[Records]
▼▼▼

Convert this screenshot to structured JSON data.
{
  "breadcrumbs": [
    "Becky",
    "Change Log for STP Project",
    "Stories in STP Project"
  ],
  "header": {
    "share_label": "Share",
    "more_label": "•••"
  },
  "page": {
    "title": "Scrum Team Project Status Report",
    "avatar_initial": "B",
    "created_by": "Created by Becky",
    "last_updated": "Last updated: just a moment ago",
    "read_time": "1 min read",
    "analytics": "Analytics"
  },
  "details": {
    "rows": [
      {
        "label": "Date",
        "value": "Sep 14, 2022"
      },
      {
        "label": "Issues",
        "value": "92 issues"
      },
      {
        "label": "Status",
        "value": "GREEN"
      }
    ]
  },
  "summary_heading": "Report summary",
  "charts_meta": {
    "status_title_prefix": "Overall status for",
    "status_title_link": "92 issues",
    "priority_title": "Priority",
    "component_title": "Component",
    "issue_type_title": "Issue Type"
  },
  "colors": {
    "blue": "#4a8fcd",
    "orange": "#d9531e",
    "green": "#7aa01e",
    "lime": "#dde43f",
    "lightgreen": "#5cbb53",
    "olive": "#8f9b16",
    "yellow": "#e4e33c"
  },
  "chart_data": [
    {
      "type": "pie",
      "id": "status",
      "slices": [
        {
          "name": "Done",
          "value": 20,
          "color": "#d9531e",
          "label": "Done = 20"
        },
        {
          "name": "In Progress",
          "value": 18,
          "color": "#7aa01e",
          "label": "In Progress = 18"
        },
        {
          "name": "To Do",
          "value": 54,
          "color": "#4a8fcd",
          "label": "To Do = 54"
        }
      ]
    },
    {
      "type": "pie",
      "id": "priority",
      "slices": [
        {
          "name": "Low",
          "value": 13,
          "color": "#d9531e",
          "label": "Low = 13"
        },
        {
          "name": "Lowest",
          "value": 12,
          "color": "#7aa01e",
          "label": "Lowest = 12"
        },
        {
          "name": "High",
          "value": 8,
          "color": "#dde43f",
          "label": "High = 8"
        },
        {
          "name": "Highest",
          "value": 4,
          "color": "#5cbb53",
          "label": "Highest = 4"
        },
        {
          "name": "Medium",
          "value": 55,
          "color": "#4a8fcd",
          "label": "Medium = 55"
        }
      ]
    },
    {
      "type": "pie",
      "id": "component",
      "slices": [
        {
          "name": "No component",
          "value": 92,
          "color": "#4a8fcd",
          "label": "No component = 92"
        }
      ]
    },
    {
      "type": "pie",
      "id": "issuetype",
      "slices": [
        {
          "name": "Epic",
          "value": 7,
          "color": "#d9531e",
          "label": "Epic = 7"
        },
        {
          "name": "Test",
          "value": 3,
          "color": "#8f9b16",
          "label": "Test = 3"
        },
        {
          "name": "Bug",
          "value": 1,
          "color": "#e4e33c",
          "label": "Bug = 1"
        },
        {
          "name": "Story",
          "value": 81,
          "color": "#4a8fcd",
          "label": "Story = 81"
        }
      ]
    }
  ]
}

▲▲▲

§ **Job**: Reproduce all the records precisely.

§ **Exercise solution**:
Convert this screenshot to structured JSON data.
{
  "breadcrumbs": [
    "Becky",
    "Change Log for STP Project",
    "Stories in STP Project"
  ],
  "header": {
    "share_label": "Share",
    "more_label": "•••"
  },
  "page": {
    "title": "Scrum Team Project Status Report",
    "avatar_initial": "B",
    "created_by": "Created by Becky",
    "last_updated": "Last updated: just a moment ago",
    "read_time": "1 min read",
    "analytics": "Analytics"
  },
  "details": {
    "rows": [
      {
        "label": "Date",
        "value": "Sep 14, 2022"
      },
      {
        "label": "Issues",
        "value": "92 issues"
      },
      {
        "label": "Status",
        "value": "GREEN"
      }
    ]
  },
  "summary_heading": "Report summary",
  "charts_meta": {
    "status_title_prefix": "Overall status for",
    "status_title_link": "92 issues",
    "priority_title": "Priority",
    "component_title": "Component",
    "issue_type_title": "Issue Type"
  },
  "colors": {
    "blue": "#4a8fcd",
    "orange": "#d9531e",
    "green": "#7aa01e",
    "lime": "#dde43f",
    "lightgreen": "#5cbb53",
    "olive": "#8f9b16",
    "yellow": "#e4e33c"
  },
  "chart_data": [
    {
      "type": "pie",
      "id": "status",
      "slices": [
        {
          "name": "Done",
          "value": 20,
          "color": "#d9531e",
          "label": "Done = 20"
        },
        {
          "name": "In Progress",
          "value": 18,
          "color": "#7aa01e",
          "label": "In Progress = 18"
        },
        {
          "name": "To Do",
          "value": 54,
          "color": "#4a8fcd",
          "label": "To Do = 54"
        }
      ]
    },
    {
      "type": "pie",
      "id": "priority",
      "slices": [
        {
          "name": "Low",
          "value": 13,
          "color": "#d9531e",
          "label": "Low = 13"
        },
        {
          "name": "Lowest",
          "value": 12,
          "color": "#7aa01e",
          "label": "Lowest = 12"
        },
        {
          "name": "High",
          "value": 8,
          "color": "#dde43f",
          "label": "High = 8"
        },
        {
          "name": "Highest",
          "value": 4,
          "color": "#5cbb53",
          "label": "Highest = 4"
        },
        {
          "name": "Medium",
          "value": 55,
          "color": "#4a8fcd",
          "label": "Medium = 55"
        }
      ]
    },
    {
      "type": "pie",
      "id": "component",
      "slices": [
        {
          "name": "No component",
          "value": 92,
          "color": "#4a8fcd",
          "label": "No component = 92"
        }
      ]
    },
    {
      "type": "pie",
      "id": "issuetype",
      "slices": [
        {
          "name": "Epic",
          "value": 7,
          "color": "#d9531e",
          "label": "Epic = 7"
        },
        {
          "name": "Test",
          "value": 3,
          "color": "#8f9b16",
          "label": "Test = 3"
        },
        {
          "name": "Bug",
          "value": 1,
          "color": "#e4e33c",
          "label": "Bug = 1"
        },
        {
          "name": "Story",
          "value": 81,
          "color": "#4a8fcd",
          "label": "Story = 81"
        }
      ]
    }
  ]
}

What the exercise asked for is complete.